A run of records:

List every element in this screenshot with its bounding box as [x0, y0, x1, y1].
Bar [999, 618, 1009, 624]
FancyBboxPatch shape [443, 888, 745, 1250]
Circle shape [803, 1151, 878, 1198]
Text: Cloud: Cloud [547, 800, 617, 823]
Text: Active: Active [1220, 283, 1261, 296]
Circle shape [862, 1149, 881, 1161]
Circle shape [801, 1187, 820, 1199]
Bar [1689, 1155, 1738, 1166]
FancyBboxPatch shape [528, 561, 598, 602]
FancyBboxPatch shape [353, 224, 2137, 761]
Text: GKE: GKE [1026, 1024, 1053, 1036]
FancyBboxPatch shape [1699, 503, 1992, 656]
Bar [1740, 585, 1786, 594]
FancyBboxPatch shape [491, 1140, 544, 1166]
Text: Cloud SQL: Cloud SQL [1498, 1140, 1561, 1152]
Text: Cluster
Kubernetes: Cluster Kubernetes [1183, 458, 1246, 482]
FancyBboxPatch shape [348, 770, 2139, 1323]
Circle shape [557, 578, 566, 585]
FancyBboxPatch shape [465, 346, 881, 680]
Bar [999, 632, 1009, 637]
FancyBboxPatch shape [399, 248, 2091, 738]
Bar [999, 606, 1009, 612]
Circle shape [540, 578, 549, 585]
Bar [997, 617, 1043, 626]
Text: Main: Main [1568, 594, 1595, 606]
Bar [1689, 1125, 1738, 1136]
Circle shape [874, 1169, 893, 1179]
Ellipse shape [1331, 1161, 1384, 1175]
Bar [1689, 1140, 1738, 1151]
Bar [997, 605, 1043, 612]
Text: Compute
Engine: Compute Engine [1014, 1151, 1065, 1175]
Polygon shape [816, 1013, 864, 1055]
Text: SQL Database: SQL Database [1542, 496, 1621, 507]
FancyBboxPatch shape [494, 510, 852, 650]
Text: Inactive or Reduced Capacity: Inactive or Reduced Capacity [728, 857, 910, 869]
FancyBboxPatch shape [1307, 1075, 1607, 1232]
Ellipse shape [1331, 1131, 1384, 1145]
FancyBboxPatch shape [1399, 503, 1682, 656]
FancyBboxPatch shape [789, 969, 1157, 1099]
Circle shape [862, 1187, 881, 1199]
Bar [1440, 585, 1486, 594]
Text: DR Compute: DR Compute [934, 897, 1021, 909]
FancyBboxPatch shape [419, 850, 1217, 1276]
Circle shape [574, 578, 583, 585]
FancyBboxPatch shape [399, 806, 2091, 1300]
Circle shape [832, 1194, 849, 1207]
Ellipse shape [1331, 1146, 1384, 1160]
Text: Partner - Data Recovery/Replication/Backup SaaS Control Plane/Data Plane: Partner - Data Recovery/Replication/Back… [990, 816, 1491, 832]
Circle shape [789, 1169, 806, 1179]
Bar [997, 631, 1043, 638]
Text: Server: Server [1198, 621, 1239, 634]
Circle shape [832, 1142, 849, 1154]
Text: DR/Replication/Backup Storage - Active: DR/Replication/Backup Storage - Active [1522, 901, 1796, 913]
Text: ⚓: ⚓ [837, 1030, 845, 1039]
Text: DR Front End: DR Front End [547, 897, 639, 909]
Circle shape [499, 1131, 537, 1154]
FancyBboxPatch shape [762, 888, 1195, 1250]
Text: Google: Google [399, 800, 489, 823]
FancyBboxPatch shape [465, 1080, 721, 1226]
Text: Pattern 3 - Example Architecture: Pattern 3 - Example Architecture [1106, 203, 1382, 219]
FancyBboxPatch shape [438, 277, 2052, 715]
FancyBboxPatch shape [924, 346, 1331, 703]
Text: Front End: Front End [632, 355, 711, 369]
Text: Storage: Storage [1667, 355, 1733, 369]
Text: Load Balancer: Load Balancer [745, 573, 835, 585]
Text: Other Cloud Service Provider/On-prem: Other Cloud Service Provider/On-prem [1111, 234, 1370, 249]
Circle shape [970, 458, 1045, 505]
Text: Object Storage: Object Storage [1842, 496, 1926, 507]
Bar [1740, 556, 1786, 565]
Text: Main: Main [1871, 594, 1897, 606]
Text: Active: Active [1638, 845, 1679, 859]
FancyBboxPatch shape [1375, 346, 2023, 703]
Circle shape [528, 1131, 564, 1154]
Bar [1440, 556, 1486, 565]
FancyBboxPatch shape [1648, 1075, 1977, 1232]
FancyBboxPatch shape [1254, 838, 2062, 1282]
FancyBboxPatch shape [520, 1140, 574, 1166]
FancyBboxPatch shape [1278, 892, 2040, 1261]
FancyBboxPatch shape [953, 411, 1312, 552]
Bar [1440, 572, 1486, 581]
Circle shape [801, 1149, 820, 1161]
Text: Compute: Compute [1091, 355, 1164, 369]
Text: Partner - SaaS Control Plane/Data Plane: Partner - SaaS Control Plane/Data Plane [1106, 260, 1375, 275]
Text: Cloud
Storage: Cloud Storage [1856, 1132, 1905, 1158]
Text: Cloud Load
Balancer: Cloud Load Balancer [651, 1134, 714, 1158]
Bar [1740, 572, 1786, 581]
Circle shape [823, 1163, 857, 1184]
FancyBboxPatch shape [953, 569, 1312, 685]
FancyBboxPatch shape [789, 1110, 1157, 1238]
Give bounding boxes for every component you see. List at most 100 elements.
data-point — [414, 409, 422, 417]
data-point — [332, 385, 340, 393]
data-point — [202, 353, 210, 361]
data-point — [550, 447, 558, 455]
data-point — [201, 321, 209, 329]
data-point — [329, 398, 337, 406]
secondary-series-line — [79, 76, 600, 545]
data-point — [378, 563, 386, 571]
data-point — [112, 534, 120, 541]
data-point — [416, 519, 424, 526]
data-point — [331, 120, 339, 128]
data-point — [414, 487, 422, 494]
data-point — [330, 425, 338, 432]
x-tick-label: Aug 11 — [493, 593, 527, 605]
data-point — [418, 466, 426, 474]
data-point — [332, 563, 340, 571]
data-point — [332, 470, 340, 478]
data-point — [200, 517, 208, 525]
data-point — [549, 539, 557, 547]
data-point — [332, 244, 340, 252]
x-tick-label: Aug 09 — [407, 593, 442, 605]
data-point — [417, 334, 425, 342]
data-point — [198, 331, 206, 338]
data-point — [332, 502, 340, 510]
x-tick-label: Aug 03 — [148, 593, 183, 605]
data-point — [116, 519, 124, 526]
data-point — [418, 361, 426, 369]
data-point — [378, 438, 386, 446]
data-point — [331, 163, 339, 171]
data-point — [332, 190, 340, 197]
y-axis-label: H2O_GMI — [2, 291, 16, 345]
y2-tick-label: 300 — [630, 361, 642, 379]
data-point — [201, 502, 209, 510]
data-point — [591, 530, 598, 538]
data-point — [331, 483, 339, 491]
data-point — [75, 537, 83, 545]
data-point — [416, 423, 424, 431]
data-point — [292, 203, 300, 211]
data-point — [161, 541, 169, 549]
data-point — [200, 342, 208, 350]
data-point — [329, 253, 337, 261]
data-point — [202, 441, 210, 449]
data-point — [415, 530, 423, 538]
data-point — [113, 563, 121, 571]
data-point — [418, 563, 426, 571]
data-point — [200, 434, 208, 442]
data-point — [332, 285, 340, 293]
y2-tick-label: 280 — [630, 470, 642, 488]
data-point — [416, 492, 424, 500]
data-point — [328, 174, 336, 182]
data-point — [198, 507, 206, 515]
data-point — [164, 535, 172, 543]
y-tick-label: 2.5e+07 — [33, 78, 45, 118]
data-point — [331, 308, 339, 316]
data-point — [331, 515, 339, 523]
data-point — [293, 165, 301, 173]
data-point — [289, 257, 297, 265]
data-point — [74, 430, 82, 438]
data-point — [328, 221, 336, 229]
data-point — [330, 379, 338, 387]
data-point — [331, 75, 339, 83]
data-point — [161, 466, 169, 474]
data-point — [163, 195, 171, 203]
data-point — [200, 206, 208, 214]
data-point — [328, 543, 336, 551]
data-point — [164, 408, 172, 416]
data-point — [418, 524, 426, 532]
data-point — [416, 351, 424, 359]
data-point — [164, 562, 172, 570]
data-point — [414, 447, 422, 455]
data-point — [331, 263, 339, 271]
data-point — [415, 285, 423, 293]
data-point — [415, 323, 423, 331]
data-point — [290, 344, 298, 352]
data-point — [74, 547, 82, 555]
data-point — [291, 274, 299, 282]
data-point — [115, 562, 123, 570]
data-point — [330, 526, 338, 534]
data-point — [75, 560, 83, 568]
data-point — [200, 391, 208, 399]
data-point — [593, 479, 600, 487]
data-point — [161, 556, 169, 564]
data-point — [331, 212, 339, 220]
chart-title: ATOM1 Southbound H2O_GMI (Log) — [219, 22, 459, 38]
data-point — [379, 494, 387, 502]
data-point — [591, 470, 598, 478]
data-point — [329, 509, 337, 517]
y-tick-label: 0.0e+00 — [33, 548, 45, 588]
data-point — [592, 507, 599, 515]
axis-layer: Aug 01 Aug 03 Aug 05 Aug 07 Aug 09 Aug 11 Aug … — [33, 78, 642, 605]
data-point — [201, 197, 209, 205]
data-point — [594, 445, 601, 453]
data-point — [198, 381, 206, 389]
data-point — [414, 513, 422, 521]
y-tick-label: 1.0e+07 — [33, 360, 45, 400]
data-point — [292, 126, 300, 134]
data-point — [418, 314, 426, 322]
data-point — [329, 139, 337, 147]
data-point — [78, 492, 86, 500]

• [Your instructions] Can you reproduce the listing word for word, from its first line up to and including the line with "FancyBboxPatch shape [399, 248, 2091, 738]"?

• [The solution]
List every element in this screenshot with its bounding box as [x0, y0, x1, y1].
Bar [999, 618, 1009, 624]
FancyBboxPatch shape [443, 888, 745, 1250]
Circle shape [803, 1151, 878, 1198]
Text: Cloud: Cloud [547, 800, 617, 823]
Text: Active: Active [1220, 283, 1261, 296]
Circle shape [862, 1149, 881, 1161]
Circle shape [801, 1187, 820, 1199]
Bar [1689, 1155, 1738, 1166]
FancyBboxPatch shape [528, 561, 598, 602]
FancyBboxPatch shape [353, 224, 2137, 761]
Text: GKE: GKE [1026, 1024, 1053, 1036]
FancyBboxPatch shape [1699, 503, 1992, 656]
Bar [1740, 585, 1786, 594]
FancyBboxPatch shape [491, 1140, 544, 1166]
Text: Cloud SQL: Cloud SQL [1498, 1140, 1561, 1152]
Text: Cluster
Kubernetes: Cluster Kubernetes [1183, 458, 1246, 482]
FancyBboxPatch shape [348, 770, 2139, 1323]
Circle shape [557, 578, 566, 585]
FancyBboxPatch shape [465, 346, 881, 680]
Bar [999, 632, 1009, 637]
FancyBboxPatch shape [399, 248, 2091, 738]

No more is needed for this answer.